STATED TASK: Using the records below, give the number of lines where the word "JSON" appears, with no further output.

********************

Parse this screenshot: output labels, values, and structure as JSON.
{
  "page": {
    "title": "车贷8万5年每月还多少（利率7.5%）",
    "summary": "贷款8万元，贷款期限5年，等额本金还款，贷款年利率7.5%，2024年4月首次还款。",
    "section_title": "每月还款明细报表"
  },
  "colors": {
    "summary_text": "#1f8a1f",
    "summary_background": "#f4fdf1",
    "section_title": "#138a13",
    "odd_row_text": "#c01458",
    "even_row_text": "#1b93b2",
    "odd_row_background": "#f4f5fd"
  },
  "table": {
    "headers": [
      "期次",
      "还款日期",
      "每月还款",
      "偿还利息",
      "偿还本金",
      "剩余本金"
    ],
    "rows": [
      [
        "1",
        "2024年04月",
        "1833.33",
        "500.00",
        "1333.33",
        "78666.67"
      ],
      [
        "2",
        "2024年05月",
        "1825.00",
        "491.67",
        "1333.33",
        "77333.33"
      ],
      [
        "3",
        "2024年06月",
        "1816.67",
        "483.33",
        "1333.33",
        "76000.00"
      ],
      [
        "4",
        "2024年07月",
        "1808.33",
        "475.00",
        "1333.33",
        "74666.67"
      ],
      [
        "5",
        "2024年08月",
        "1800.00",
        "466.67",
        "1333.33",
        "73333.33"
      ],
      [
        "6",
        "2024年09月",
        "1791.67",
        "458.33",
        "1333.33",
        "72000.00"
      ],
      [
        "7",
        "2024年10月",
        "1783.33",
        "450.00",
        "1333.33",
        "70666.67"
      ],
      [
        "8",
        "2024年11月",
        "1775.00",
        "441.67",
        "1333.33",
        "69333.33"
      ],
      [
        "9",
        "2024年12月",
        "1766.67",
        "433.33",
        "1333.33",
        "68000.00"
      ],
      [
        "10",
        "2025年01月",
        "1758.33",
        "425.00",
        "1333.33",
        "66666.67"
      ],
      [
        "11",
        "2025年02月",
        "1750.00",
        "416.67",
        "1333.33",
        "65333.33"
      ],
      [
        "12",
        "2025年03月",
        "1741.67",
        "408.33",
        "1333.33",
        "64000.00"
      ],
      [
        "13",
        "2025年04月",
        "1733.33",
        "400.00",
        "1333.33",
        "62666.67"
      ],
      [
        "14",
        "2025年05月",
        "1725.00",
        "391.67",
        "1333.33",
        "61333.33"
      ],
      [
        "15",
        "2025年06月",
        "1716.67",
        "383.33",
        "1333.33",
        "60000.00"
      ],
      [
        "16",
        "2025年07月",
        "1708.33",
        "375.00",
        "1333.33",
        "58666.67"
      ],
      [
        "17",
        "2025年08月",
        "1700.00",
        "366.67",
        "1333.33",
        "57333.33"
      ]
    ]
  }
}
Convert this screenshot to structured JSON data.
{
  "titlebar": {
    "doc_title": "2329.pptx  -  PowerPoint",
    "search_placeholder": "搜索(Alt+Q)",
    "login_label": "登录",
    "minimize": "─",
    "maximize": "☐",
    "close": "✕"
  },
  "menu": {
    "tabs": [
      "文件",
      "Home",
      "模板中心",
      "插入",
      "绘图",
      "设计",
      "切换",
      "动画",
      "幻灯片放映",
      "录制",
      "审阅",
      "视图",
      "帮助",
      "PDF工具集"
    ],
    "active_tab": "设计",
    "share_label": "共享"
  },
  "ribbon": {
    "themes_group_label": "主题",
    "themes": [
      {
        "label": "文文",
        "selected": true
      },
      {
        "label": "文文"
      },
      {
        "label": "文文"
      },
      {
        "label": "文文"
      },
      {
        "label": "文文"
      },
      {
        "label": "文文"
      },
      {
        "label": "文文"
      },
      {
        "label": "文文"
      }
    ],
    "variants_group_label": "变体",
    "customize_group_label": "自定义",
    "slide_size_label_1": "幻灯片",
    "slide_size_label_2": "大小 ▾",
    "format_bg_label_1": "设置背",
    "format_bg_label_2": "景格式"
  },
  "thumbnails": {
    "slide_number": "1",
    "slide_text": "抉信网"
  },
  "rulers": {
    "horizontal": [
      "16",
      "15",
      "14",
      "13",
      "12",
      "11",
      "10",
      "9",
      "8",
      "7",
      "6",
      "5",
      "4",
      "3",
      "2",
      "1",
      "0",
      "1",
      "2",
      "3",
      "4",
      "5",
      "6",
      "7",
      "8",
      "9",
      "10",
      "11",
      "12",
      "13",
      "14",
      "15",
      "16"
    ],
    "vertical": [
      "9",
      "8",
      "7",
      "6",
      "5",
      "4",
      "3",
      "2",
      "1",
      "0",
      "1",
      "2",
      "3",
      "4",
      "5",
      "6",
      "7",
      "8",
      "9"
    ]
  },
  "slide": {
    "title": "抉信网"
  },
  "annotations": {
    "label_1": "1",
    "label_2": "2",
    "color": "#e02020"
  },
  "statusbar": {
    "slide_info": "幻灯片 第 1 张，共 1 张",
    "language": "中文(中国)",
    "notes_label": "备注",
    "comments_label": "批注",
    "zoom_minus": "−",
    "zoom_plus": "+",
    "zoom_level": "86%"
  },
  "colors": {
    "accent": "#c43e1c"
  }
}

********************

WRITTEN SOLUTION: 2